===== Document passage =====

Nowadays, the liberal lawmaker is taking up a lot more of Trump and his political operation’s time. The president calls Biden’s newly named running mate “nasty” and insists that she is somehow more left-wing than her former 2020 competitor Bernie Sanders, the self-proclaimed socialist senator. His 2020 campaign staff are determined to paint her as a radical, “phony,” power-hungry operator who’s guilty of being both too tough on crime and also too soft on crime. And some of Trump’s top associates and media allies are resorting to increasingly dirty smears.

The president, for one, has already started dabbling in baseless birtherism allegations against Biden’s running mate, just as he did for so long against former President Barack Obama.

But to Trump’s current and former attorneys, Harris’ insistence that the president should face prosecution after he leaves the White House remains an unforgivable, or laughable, offense—one that might even foreshadow legal jeopardy for Trump when someone else occupies the Oval Office.

Of course, Trump himself has for years made the criminal prosecution of his political nemeses and “deep state” actors a hallmark of his rhetoric and his own demands of his DOJ.

Jenna Ellis, a senior legal adviser to Trump and his campaign who described the legality of Harris’ run as an “open question,” told The Daily Beast: “Harris’ record [as a longtime prosecutor] is that she is a malicious prosecutor. Statements like that are fully in line with her terrible record of using her position for political prosecutions. Democrats don’t care about law and order, they only care about abusing their own political power.”

On Thursday evening, Rudy Giuliani, who in his time as Trump’s personal lawyer played a central role in the Ukraine saga that triggered his client’s impeachment, simply said Harris “was an entirely unprincipled prosecutor. She was a bully. She mounted up convictions against little people for little crimes and ran away from all tough and political cases.”

===== Data to examine =====

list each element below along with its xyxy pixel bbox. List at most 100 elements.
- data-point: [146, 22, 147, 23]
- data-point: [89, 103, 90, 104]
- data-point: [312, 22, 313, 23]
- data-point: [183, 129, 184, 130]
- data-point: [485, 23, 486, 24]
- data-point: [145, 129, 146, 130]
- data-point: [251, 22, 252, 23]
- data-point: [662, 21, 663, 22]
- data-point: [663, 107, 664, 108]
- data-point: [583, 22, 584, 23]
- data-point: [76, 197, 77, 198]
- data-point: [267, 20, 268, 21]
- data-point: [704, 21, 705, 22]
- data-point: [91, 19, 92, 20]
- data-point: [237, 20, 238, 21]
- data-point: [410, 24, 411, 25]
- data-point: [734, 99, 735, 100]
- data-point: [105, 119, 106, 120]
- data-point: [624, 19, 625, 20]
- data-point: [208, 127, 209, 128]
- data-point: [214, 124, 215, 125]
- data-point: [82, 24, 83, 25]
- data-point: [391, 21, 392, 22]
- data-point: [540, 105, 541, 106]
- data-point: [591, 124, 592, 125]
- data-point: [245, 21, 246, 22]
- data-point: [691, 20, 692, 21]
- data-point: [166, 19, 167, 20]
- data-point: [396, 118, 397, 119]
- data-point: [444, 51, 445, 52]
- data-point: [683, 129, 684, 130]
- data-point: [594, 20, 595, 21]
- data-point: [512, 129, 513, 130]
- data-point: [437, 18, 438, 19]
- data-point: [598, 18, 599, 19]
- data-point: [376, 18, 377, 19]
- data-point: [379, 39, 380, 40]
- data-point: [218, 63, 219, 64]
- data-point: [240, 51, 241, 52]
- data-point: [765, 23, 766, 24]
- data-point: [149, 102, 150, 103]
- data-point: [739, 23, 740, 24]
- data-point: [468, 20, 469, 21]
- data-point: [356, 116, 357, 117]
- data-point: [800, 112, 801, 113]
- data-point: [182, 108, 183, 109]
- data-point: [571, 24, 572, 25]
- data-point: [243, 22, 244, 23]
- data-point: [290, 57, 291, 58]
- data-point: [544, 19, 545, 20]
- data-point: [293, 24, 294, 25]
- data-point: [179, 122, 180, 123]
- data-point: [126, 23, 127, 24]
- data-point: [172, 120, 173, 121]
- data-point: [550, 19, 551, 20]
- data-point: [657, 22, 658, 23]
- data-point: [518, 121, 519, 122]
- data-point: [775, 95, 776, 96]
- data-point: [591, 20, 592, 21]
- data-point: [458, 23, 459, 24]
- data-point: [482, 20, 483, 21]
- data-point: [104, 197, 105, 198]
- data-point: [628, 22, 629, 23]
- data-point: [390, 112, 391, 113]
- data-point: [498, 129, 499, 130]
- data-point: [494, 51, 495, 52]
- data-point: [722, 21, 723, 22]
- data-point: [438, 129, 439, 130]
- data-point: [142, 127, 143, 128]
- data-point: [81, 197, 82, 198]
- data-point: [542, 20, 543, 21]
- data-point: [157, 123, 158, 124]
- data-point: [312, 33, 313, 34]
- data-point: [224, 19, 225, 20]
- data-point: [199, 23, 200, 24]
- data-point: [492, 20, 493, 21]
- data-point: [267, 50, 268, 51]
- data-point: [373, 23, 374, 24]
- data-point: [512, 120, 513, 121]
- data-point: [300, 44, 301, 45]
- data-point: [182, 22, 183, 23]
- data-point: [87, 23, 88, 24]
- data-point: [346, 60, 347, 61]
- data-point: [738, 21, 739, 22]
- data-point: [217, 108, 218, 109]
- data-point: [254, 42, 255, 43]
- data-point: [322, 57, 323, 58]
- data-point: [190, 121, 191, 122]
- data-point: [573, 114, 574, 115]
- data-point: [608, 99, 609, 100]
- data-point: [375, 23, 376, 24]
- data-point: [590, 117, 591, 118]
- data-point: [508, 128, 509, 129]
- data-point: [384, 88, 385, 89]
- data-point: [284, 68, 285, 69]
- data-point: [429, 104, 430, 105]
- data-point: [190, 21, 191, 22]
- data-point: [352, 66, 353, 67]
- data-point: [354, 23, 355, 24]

=====

- [Work to complete]:
In the passage on Trump's attacks on Harris, which senator does the president insist she is more left-wing than? The material was taken from a different source than the text.

- [Task response]:
Bernie Sanders, the self-proclaimed socialist senator.